**Work to complete**.
A. In the piece on Thanksgiving songs, which Weird Al song spoofs Michael Jackson?
B. Say whether each statement agrees with the piece on Thanksgiving songs, and support each yes or no with the deciding words quoted from it: (i) Be Our Guest comes from Beauty & the Beast. (ii) Inch by Inch (The Garden Song) is by Adam Sandler. (iii) Millions of Peaches is offered from a more industrial point of view.
C. Reproduce a passage from the piece on Thanksgiving songs, beginning at the words "Songs for Thanksgiving" and stopping after the words "the holiday spirit.".
━━ Selected extract ━━
Songs for Thanksgiving

Amanda Farrell
There is a soundtrack for gratitude and holiness and family and love and all of life. This November, amid the hustle and bustle and last-minute pumpkin pies, don't forget the music. Songs bring people together. They are essential to the holiday spirit.

When you wake up Thanksgiving morning, it should be like a gospel song with Give Thanks in the title, waxing blissful through improvisations on the theme.

As you set to the work of preparing the Thanksgiving meal, fun songs can keep the mood light. There is of course The Turkey Song by Adam Sandler, and other songs celebrating food, such as Food Glorious Food from Oliver!, Be Our Guest from Beauty & the Beast, Maximum Consumption by the Kinks, and I Like Food by the Descendants. Weird Al is always good for a laugh, such as his Michael Jackson spoof Eat It! or his Cindy Lauper Girls Just Wanna Have Lunch.

Songs about where food comes from are also nice. Inch by Inch (The Garden Song) by David Mallet comes to mind, and there are many artists' versions to choose from. From a more industrial point of view, there is Millions of Peaches by The Presidents of the United States of America.
━━━
━━ Information shown ━━
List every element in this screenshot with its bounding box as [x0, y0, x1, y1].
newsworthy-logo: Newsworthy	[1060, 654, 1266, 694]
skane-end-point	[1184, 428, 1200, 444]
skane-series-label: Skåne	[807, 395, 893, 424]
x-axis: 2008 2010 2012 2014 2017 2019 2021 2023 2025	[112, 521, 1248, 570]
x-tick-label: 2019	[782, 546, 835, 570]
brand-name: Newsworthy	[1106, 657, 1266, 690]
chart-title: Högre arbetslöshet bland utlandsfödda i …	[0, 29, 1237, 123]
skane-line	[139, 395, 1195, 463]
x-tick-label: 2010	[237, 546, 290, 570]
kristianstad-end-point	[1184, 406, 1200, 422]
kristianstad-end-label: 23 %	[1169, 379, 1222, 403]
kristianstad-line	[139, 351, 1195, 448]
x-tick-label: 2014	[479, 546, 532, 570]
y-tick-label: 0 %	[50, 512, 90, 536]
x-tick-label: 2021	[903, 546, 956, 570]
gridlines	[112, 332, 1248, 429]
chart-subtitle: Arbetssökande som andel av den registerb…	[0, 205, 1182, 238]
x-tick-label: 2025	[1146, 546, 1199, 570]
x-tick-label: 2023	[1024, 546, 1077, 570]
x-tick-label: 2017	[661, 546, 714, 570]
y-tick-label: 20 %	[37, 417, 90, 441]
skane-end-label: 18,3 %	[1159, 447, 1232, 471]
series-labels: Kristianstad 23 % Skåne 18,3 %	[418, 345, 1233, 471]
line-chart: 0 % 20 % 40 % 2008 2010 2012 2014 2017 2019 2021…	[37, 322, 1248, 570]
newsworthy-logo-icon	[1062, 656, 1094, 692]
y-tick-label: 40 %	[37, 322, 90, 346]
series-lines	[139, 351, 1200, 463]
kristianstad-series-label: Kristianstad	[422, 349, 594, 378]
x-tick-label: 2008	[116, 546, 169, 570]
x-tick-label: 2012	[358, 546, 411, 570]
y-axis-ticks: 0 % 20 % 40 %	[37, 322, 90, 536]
━━━
━━ Information shown ━━
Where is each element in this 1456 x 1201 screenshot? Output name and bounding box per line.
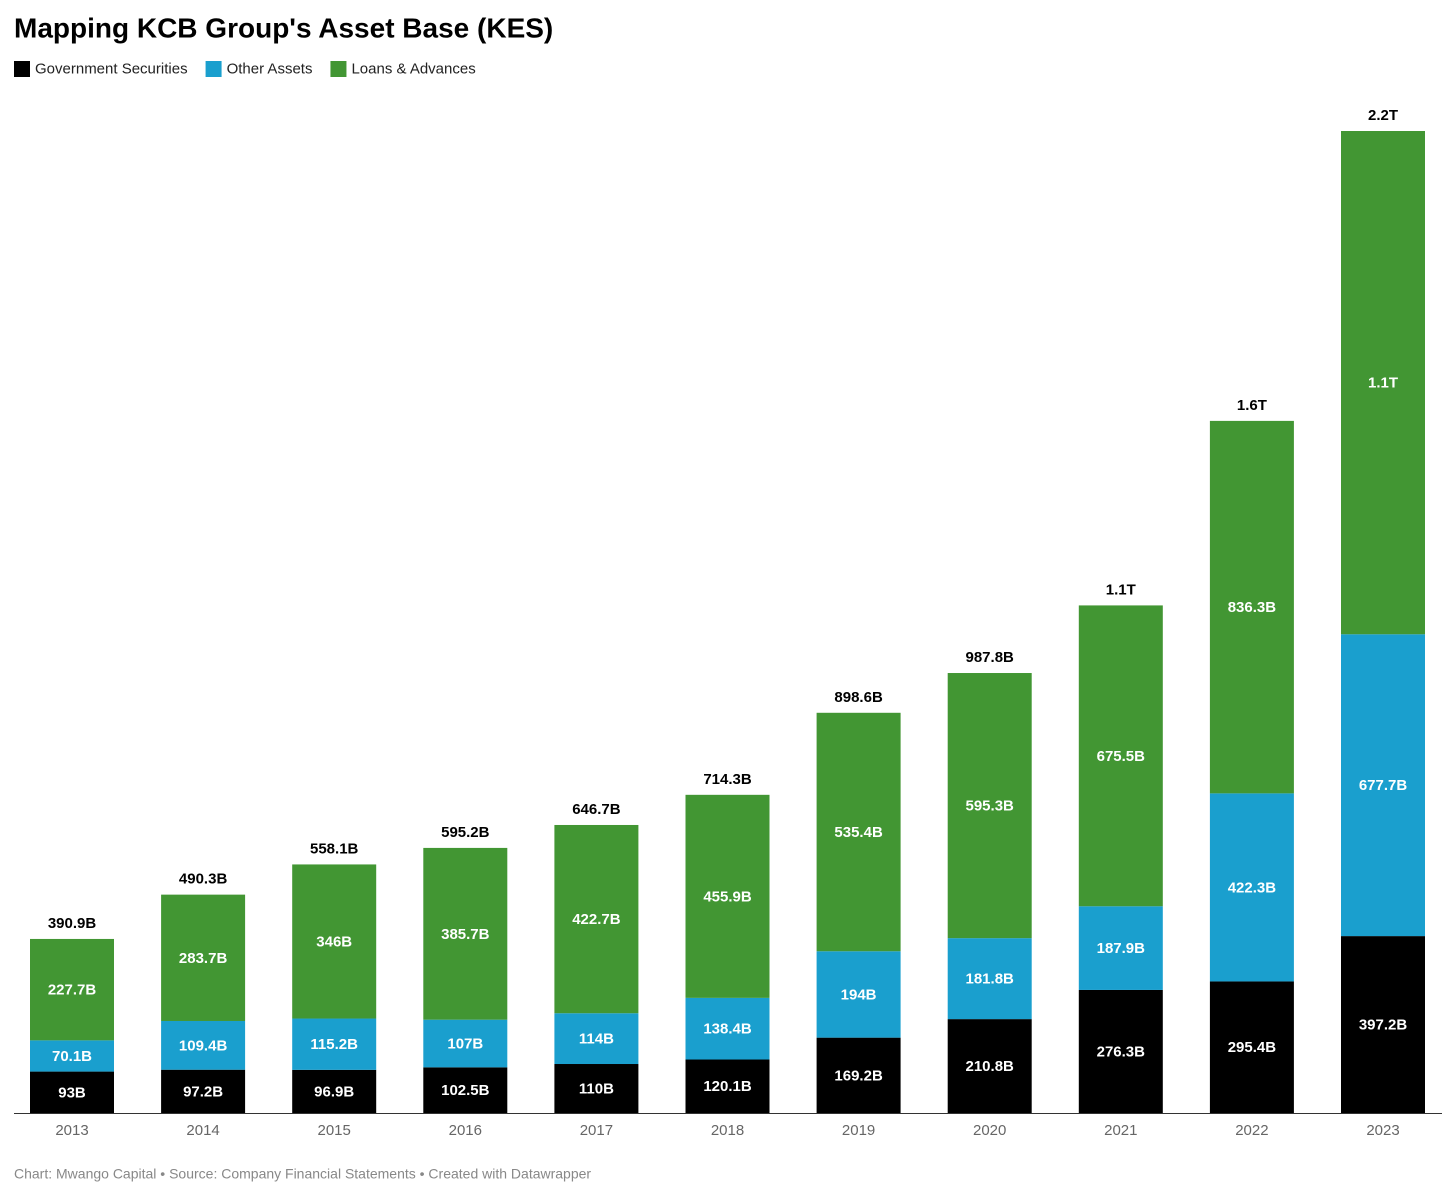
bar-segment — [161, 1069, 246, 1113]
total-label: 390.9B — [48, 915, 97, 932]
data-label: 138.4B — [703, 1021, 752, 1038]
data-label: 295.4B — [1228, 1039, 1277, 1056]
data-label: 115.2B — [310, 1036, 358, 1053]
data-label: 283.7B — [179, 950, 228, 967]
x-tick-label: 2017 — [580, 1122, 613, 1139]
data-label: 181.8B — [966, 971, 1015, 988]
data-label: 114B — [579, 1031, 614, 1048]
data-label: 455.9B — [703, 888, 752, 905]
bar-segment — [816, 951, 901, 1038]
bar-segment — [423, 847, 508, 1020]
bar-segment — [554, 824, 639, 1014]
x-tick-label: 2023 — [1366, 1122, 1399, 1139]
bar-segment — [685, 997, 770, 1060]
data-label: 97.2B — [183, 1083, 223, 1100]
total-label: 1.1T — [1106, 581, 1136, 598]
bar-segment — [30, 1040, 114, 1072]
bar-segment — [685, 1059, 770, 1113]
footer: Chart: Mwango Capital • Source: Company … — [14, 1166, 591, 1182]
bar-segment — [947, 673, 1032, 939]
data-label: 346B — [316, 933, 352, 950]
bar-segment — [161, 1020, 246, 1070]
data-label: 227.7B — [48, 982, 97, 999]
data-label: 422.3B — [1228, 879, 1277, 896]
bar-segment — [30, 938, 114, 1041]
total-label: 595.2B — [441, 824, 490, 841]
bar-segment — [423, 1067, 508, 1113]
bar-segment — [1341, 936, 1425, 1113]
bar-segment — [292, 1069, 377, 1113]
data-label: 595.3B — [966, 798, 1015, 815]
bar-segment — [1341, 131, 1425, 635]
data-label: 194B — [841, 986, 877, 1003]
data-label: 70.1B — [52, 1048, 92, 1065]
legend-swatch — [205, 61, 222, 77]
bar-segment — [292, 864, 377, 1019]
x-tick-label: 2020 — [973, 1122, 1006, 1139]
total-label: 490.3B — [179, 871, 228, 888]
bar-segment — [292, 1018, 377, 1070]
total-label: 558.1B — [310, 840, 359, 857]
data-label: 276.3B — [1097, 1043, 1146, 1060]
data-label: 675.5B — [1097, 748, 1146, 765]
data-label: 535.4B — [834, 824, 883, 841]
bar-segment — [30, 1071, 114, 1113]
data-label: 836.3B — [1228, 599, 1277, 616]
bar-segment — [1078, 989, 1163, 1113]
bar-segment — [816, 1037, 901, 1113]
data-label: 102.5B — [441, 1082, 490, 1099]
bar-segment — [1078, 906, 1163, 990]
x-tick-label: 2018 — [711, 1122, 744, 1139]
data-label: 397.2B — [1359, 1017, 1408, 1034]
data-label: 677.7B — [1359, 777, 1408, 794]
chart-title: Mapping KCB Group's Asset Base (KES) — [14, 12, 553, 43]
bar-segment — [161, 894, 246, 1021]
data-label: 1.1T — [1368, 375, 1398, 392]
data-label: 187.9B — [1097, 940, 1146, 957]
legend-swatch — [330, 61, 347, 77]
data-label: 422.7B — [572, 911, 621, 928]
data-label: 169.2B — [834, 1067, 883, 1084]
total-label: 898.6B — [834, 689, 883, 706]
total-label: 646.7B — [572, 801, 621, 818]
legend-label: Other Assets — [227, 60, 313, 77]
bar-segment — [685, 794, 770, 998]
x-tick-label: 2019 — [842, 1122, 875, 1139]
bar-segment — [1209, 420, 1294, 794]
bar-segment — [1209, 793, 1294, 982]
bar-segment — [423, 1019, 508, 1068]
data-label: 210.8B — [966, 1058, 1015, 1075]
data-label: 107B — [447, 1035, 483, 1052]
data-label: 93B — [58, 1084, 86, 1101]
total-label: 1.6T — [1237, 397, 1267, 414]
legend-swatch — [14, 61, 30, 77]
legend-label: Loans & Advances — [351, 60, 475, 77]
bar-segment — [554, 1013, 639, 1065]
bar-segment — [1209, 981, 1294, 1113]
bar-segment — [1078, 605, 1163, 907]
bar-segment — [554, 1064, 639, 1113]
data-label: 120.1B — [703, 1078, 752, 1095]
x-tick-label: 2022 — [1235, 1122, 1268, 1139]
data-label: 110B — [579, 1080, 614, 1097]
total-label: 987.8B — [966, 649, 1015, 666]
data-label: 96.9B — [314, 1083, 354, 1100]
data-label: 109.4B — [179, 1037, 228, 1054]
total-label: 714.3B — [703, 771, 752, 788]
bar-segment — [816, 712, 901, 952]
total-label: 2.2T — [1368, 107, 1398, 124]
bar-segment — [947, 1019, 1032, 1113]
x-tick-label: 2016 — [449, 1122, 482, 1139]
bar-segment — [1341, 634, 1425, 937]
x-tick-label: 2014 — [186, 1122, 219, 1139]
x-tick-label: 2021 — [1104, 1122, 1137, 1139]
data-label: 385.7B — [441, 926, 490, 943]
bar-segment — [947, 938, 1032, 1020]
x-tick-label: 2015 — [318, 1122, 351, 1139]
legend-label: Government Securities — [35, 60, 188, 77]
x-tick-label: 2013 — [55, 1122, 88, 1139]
━━━
**Responses per task**.
A. Eat It!

B.
(i) Yes: "Be Our Guest from Beauty & the Beast"
(ii) No: "Inch by Inch (The Garden Song) by David Mallet"
(iii) Yes: "From a more industrial point of view, there is Millions of Peaches"

C.
Songs for Thanksgiving

Amanda Farrell
There is a soundtrack for gratitude and holiness and family and love and all of life. This November, amid the hustle and bustle and last-minute pumpkin pies, don't forget the music. Songs bring people together. They are essential to the holiday spirit.